Exercise instructions: Pictures don't belong in the copy. Set down the lines from the one containing "Output the text content of this document." through the last line, exactly as they are.

[Dataset items]
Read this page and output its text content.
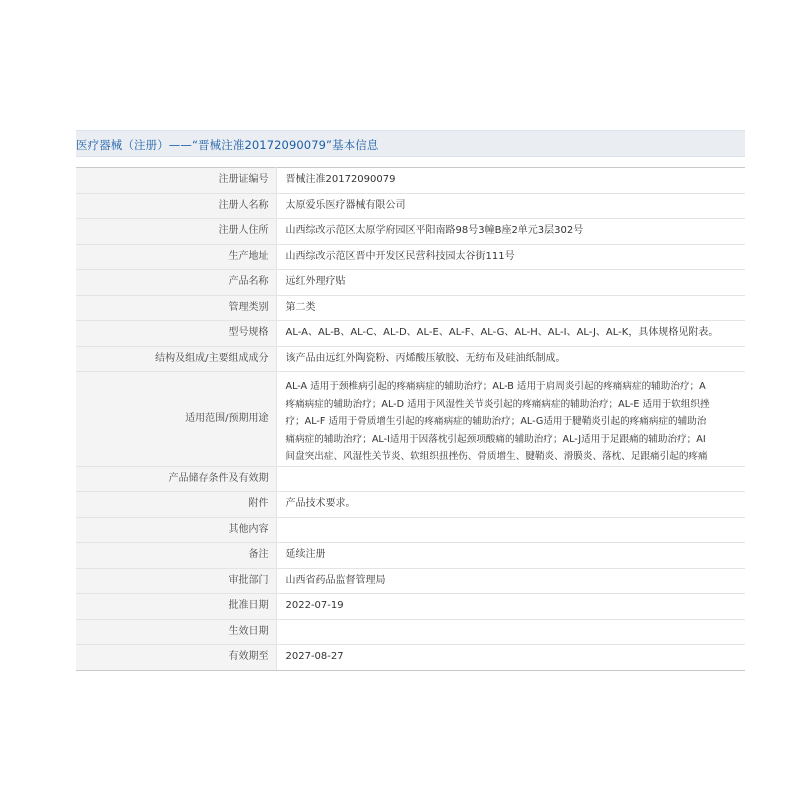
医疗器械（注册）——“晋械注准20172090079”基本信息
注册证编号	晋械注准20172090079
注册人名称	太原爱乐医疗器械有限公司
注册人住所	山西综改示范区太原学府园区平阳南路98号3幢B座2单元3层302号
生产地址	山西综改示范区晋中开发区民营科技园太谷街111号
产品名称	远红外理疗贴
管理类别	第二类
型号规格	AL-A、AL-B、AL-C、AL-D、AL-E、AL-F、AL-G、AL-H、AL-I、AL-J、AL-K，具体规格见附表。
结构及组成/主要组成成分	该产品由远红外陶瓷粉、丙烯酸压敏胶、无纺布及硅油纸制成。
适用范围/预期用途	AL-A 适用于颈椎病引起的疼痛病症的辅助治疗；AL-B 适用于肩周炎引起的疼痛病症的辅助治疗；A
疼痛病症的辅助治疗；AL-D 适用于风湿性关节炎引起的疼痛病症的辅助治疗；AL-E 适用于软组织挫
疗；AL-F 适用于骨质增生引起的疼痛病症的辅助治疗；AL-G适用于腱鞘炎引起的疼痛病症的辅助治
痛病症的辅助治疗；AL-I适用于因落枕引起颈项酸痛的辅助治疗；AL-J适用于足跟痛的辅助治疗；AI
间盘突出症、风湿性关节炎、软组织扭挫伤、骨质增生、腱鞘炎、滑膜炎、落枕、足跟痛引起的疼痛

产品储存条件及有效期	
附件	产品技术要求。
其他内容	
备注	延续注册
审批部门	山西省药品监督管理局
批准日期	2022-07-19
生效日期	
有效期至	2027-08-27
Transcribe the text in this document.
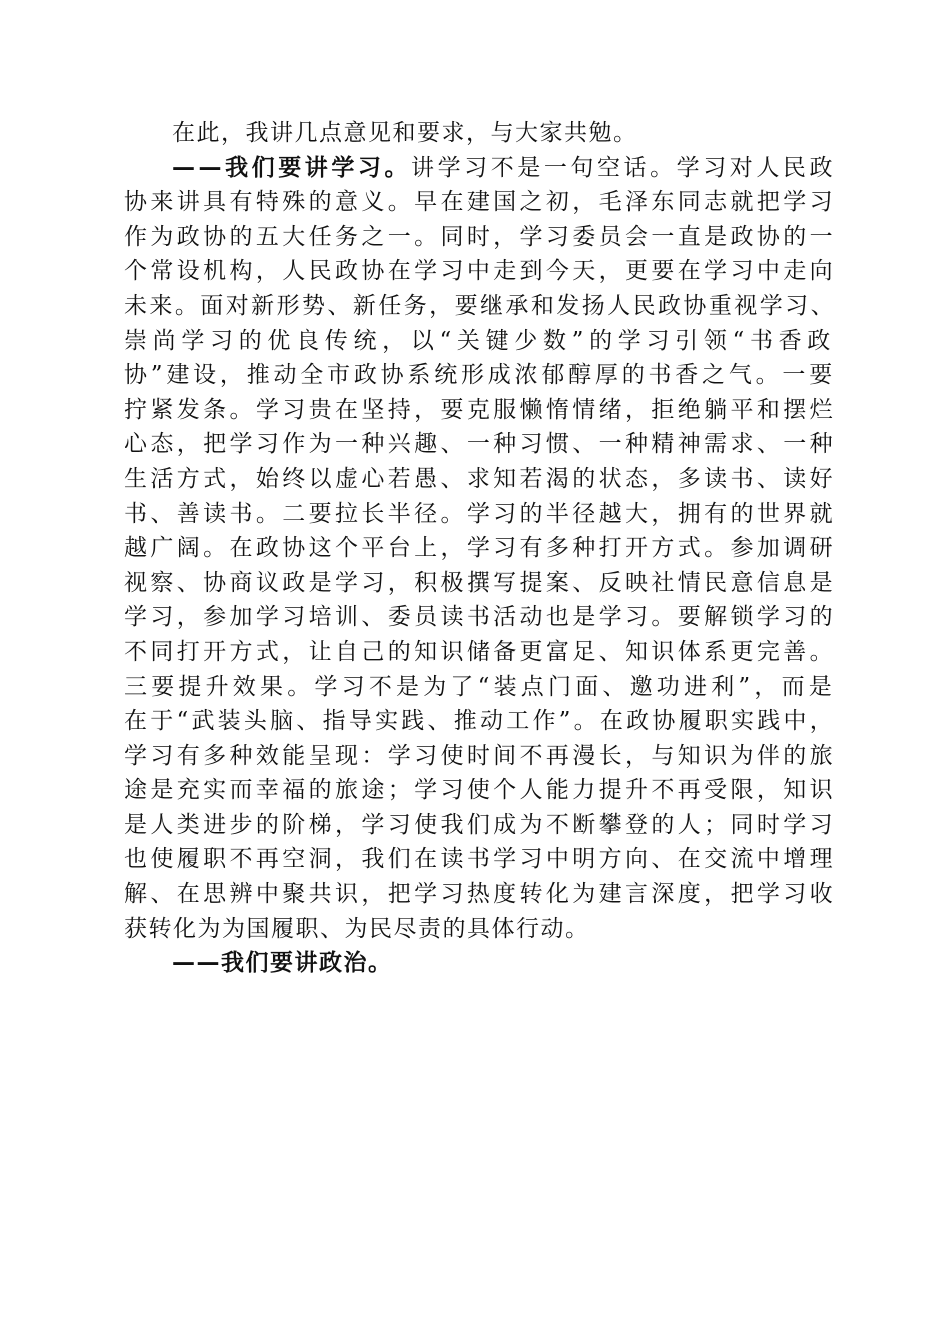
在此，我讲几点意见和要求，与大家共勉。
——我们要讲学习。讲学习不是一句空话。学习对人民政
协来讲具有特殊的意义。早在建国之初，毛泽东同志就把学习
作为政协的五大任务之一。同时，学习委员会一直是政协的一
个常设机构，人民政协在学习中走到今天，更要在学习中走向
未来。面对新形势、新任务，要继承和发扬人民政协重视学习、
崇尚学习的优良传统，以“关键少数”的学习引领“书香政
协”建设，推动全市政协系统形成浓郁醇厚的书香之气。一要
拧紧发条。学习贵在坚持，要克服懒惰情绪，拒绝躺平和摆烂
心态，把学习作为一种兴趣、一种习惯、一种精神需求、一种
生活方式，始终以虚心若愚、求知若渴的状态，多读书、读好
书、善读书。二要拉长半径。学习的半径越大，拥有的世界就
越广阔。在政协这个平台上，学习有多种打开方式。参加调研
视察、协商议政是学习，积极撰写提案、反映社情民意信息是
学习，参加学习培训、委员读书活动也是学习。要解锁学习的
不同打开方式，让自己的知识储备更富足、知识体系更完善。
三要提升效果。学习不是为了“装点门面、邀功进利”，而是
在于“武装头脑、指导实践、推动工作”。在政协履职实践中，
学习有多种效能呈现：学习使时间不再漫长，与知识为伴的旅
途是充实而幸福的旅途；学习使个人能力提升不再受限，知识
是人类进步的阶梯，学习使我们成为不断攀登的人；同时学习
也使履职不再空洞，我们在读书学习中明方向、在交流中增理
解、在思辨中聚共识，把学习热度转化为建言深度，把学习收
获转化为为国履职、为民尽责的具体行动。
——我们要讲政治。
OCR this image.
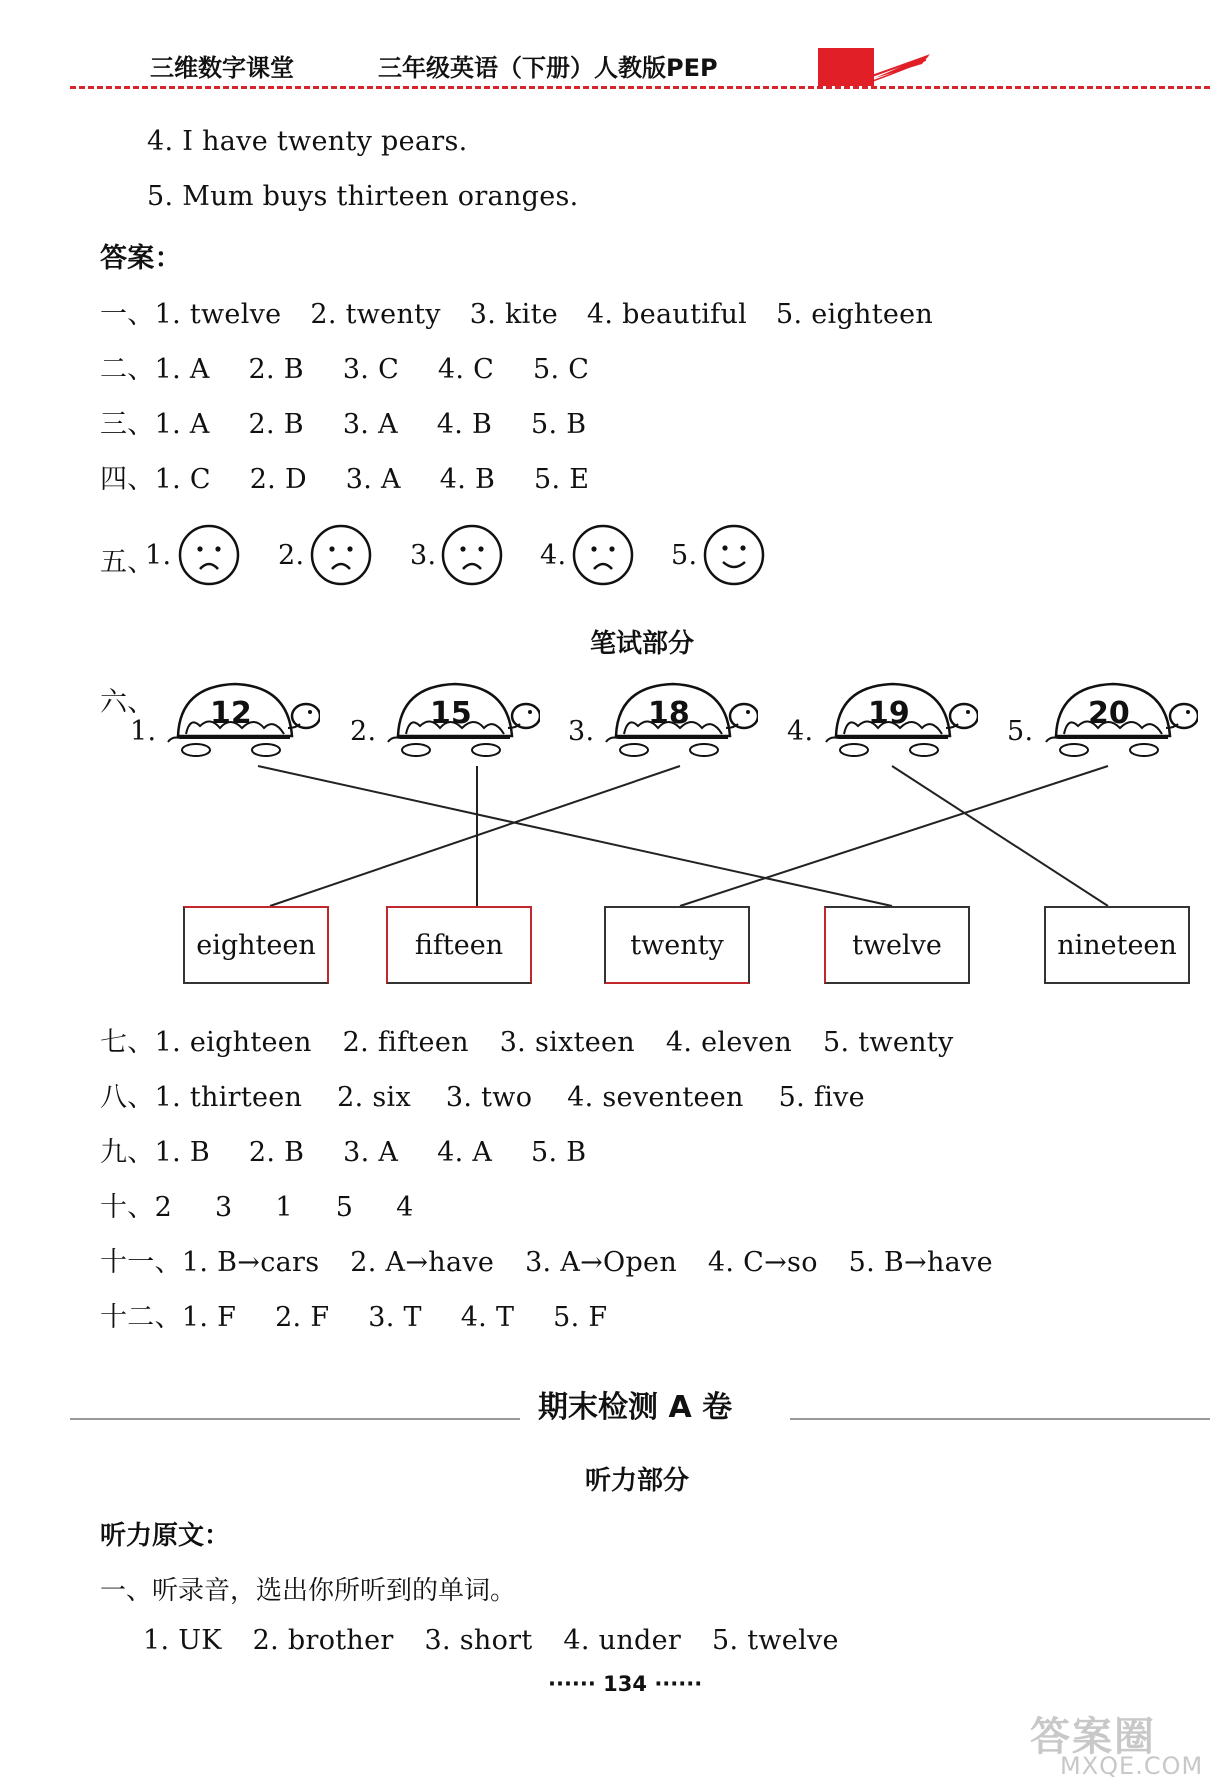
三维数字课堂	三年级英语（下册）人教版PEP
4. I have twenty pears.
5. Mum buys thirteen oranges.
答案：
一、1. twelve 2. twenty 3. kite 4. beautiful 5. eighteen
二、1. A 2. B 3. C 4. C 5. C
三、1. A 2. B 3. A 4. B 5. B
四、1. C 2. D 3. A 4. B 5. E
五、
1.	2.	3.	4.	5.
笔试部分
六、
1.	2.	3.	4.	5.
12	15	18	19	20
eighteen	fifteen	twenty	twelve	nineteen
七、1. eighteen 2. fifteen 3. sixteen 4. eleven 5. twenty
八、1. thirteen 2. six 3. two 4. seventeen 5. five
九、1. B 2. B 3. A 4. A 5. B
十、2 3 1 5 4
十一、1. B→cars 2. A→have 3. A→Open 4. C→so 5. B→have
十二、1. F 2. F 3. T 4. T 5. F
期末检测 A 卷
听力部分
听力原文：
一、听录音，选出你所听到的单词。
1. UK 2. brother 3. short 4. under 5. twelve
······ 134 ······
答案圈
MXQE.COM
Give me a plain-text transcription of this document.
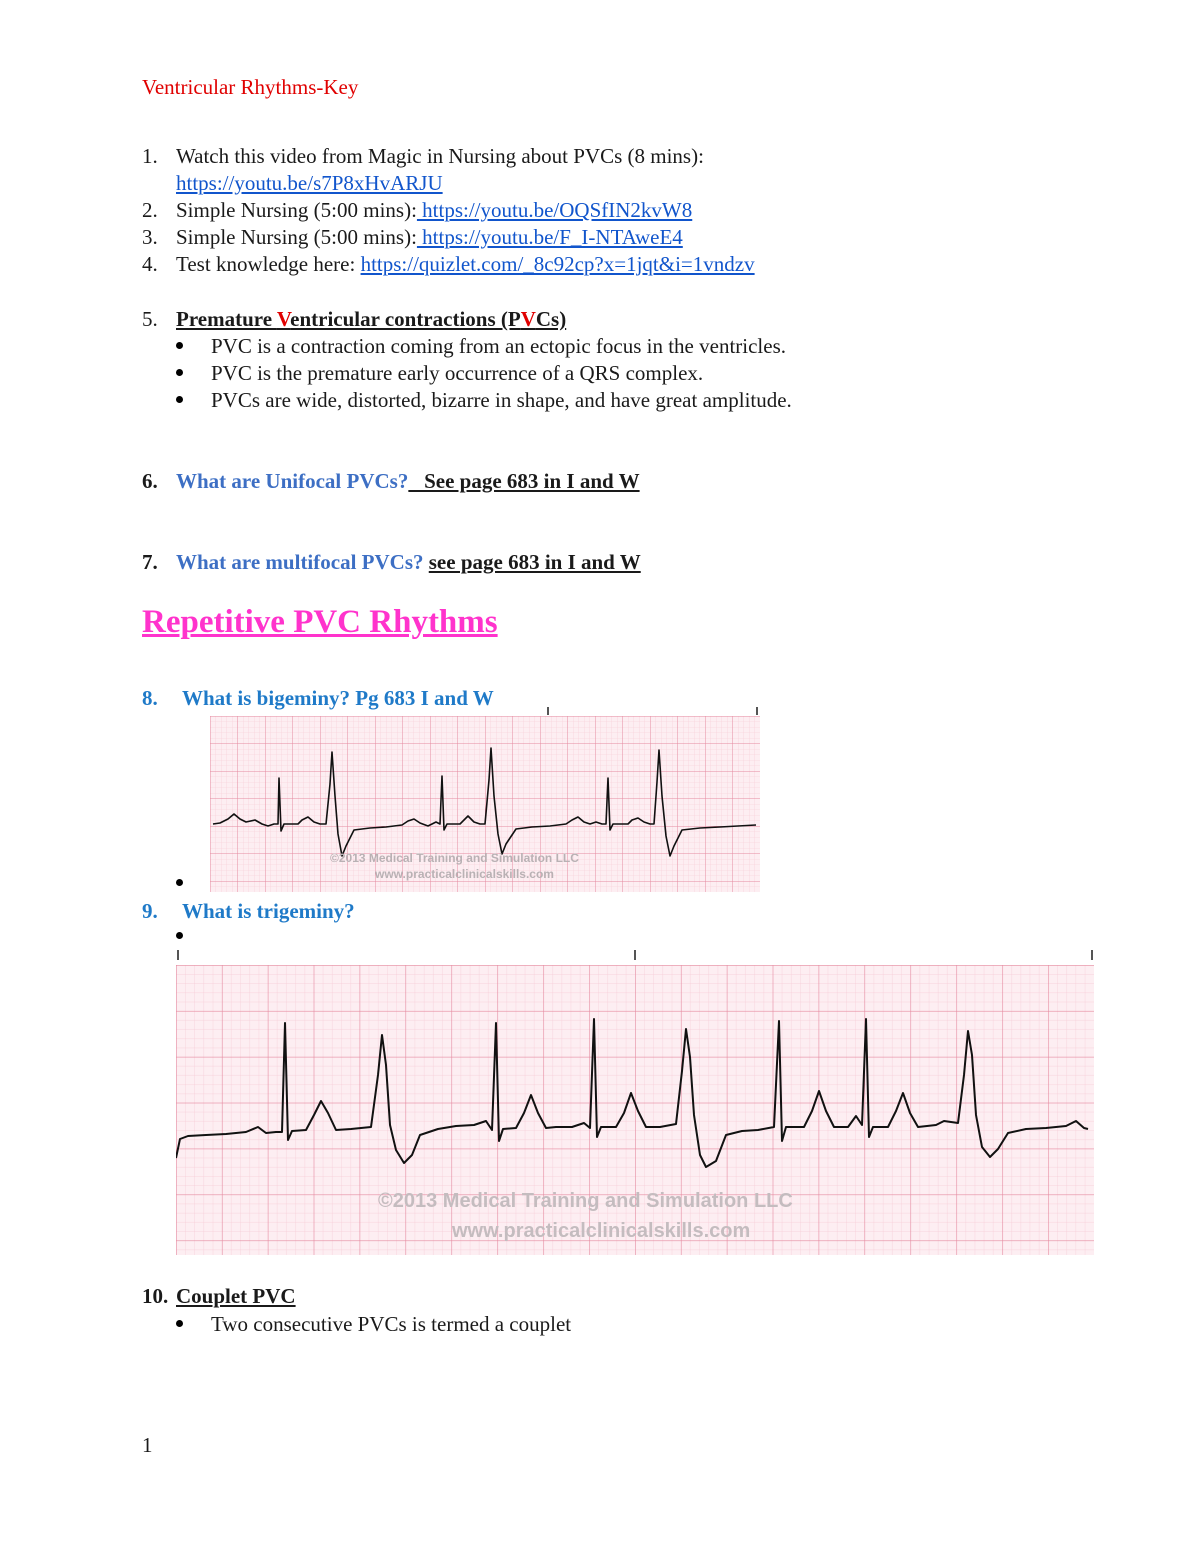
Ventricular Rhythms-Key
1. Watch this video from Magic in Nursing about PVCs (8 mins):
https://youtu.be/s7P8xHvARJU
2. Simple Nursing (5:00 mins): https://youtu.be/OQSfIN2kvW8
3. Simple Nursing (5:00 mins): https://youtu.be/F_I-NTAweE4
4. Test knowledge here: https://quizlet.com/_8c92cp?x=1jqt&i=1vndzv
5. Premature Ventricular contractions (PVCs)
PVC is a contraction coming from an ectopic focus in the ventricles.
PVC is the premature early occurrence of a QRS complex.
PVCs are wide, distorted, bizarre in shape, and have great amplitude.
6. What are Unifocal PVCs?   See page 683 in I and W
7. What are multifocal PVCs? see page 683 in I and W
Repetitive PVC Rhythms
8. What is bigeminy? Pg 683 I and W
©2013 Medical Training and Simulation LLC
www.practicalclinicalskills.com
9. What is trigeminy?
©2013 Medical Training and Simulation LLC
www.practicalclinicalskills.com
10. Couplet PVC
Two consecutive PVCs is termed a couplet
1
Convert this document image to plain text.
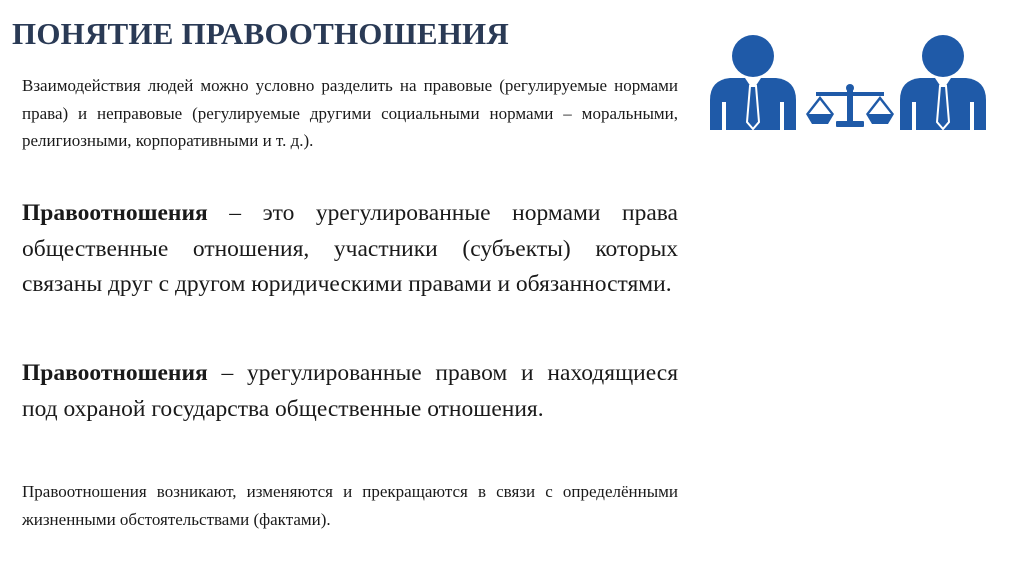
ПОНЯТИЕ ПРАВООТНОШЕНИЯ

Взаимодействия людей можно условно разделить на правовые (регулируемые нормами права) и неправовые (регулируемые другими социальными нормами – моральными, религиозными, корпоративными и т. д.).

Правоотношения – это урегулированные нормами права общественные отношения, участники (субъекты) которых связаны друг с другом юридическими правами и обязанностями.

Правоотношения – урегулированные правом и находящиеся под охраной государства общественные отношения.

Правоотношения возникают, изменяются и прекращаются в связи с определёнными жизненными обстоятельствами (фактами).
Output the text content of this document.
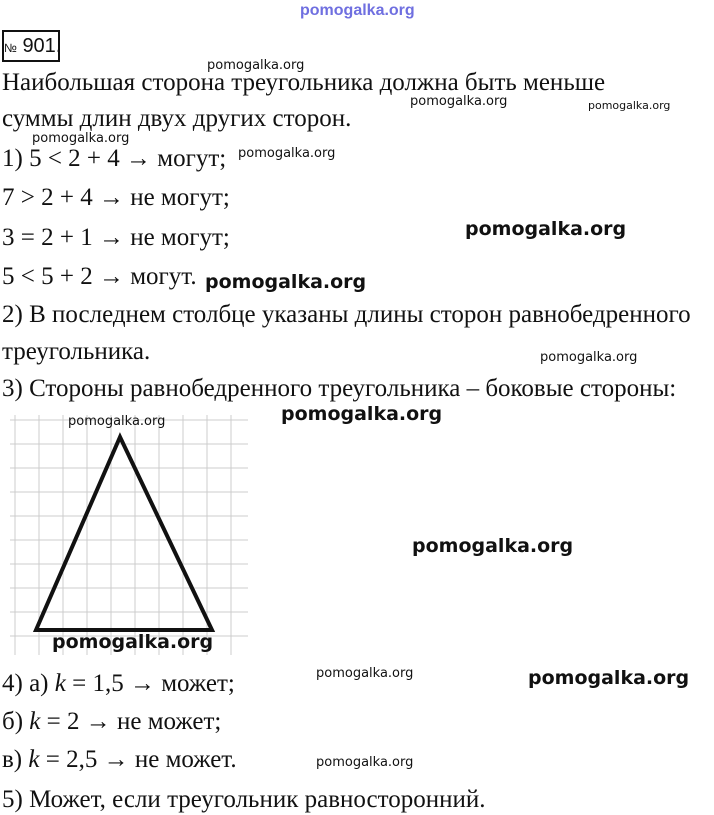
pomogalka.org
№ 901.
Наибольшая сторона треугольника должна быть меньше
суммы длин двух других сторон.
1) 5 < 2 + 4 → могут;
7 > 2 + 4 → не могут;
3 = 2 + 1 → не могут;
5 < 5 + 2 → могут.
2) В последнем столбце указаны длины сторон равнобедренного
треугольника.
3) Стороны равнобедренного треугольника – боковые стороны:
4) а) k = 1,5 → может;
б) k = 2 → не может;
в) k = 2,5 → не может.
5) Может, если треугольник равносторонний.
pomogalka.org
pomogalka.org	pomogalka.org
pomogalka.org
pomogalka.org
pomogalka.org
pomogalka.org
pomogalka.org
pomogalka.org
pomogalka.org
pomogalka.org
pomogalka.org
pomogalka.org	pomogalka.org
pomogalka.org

Answer to this exercise:
Output the text content of this document.
pomogalka.org
№ 901.
Наибольшая сторона треугольника должна быть меньше
суммы длин двух других сторон.
1) 5 < 2 + 4 → могут;
7 > 2 + 4 → не могут;
3 = 2 + 1 → не могут;
5 < 5 + 2 → могут.
2) В последнем столбце указаны длины сторон равнобедренного
треугольника.
3) Стороны равнобедренного треугольника – боковые стороны:
4) а) k = 1,5 → может;
б) k = 2 → не может;
в) k = 2,5 → не может.
5) Может, если треугольник равносторонний.
pomogalka.org
pomogalka.org	pomogalka.org
pomogalka.org
pomogalka.org
pomogalka.org
pomogalka.org
pomogalka.org
pomogalka.org
pomogalka.org
pomogalka.org
pomogalka.org
pomogalka.org	pomogalka.org
pomogalka.org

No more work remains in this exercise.